Supplied text:
────────────────────

These are the sorts of pick-me-ups that keep us going in life, especially during the harder moments.  When folks ask me, then, what I think is a good meal for Valentine’s Day, I often recommend the straightforward, simpler dishes, in keeping with the wintry season during which the day falls.  A hearty roast chicken can make a house smell like home.  For my tastebuds and stomach, nothing is better than serving a gooey, cheesy, creamy potato dish alongside it.  Then, have something green (broccoli, broccolini, spinach, kale, it doesn’t really matter).  For dessert, I like to pick something that I can make, preferably in advance, that doesn’t take a lot of time.

────────────────────

Requirement a:
Answer these questions using the passage about Valentine's Day meals:
(i) What can a hearty roast chicken do, according to the passage?
(ii) What dish does the writer consider best to serve alongside the chicken?
(iii) What kind of dessert does the writer like to pick?
The passage and the listing are unrelated pieces of material.

(Dataset entries)

────────────────────

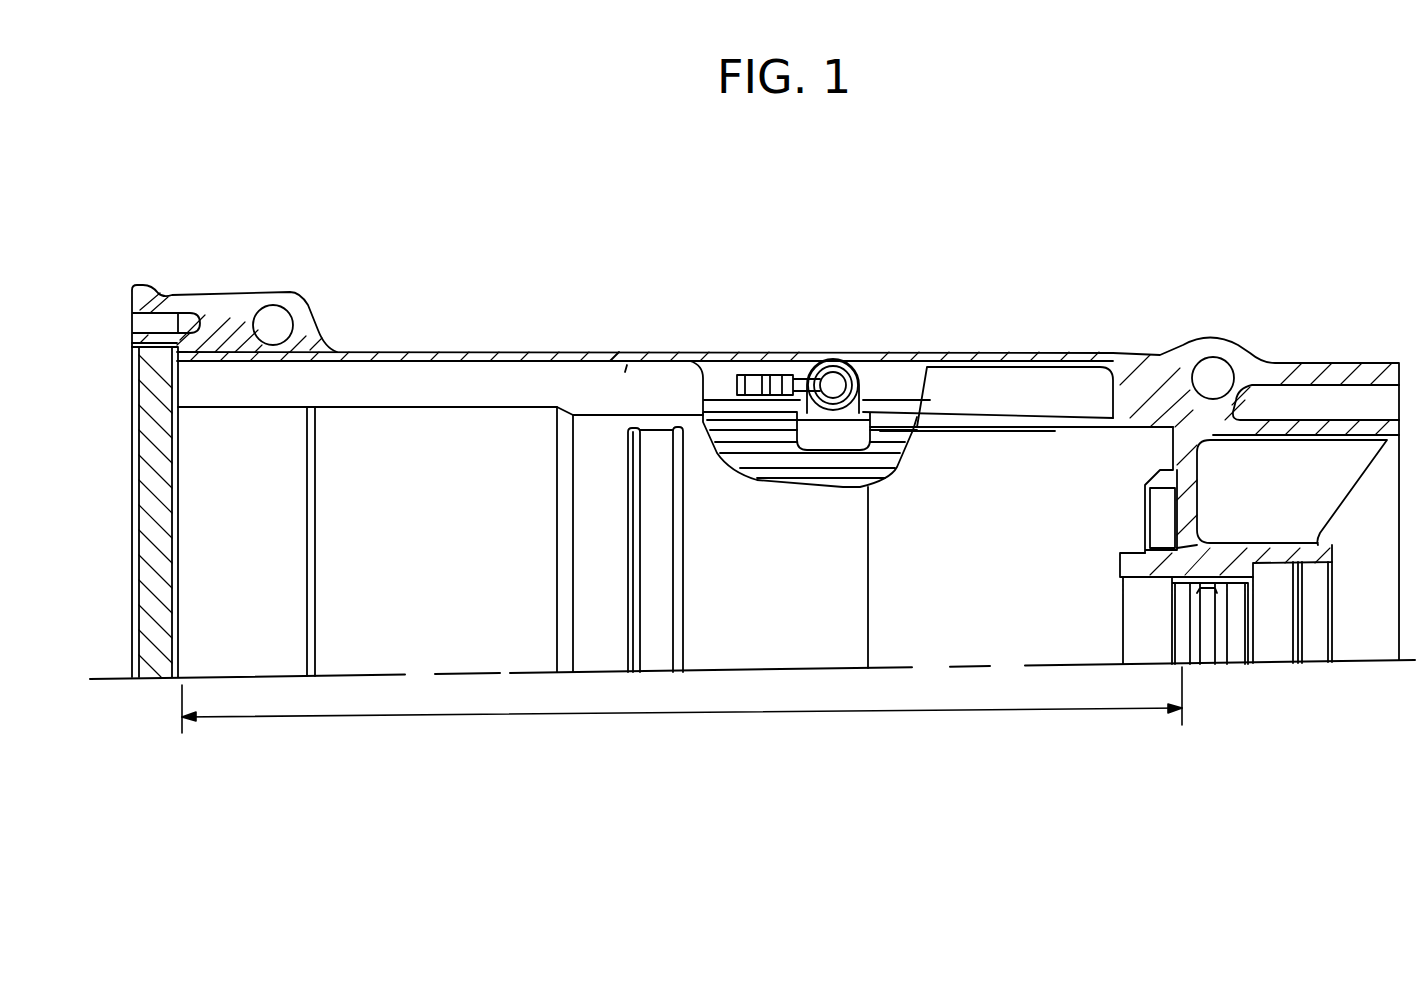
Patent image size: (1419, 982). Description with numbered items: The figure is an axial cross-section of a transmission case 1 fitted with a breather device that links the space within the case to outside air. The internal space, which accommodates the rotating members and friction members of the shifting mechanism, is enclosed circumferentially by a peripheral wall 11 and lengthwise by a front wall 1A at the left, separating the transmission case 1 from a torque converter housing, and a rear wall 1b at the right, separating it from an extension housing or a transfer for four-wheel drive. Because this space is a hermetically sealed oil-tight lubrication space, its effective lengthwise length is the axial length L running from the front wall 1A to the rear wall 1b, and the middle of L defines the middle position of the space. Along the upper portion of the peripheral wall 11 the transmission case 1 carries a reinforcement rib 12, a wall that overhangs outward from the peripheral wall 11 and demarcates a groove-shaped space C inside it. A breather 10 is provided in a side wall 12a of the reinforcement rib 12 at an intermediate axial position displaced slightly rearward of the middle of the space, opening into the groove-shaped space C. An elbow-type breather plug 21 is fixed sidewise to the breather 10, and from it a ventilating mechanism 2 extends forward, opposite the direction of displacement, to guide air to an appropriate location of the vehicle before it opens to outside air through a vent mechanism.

The transmission case 1 is at (509, 352).
The front wall 1A is at (167, 517).
The rear wall 1b is at (1177, 462).
The groove-shaped space C is at (617, 352).
The ventilating mechanism 2 is at (770, 373).
The breather 10 is at (843, 352).
The peripheral wall 11 is at (917, 437).
The reinforcement rib 12 is at (663, 352).
The side wall 12a is at (905, 380).
The elbow-type breather plug 21 is at (783, 413).
The effective lengthwise direction length L is at (682, 717).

────────────────────

Requirement b: Reproduce the lines of the listing starting at its beginning and ending with the line containing "The side wall 12a is at (905, 380).", with both ends included. Leave the pictures out of your reply.

Exercise result a:
(i) It can make a house smell like home.
(ii) A gooey, cheesy, creamy potato dish.
(iii) Something the writer can make, preferably in advance, that doesn't take a lot of time.

Exercise result b:
Patent image size: (1419, 982). Description with numbered items: The figure is an axial cross-section of a transmission case 1 fitted with a breather device that links the space within the case to outside air. The internal space, which accommodates the rotating members and friction members of the shifting mechanism, is enclosed circumferentially by a peripheral wall 11 and lengthwise by a front wall 1A at the left, separating the transmission case 1 from a torque converter housing, and a rear wall 1b at the right, separating it from an extension housing or a transfer for four-wheel drive. Because this space is a hermetically sealed oil-tight lubrication space, its effective lengthwise length is the axial length L running from the front wall 1A to the rear wall 1b, and the middle of L defines the middle position of the space. Along the upper portion of the peripheral wall 11 the transmission case 1 carries a reinforcement rib 12, a wall that overhangs outward from the peripheral wall 11 and demarcates a groove-shaped space C inside it. A breather 10 is provided in a side wall 12a of the reinforcement rib 12 at an intermediate axial position displaced slightly rearward of the middle of the space, opening into the groove-shaped space C. An elbow-type breather plug 21 is fixed sidewise to the breather 10, and from it a ventilating mechanism 2 extends forward, opposite the direction of displacement, to guide air to an appropriate location of the vehicle before it opens to outside air through a vent mechanism.

The transmission case 1 is at (509, 352).
The front wall 1A is at (167, 517).
The rear wall 1b is at (1177, 462).
The groove-shaped space C is at (617, 352).
The ventilating mechanism 2 is at (770, 373).
The breather 10 is at (843, 352).
The peripheral wall 11 is at (917, 437).
The reinforcement rib 12 is at (663, 352).
The side wall 12a is at (905, 380).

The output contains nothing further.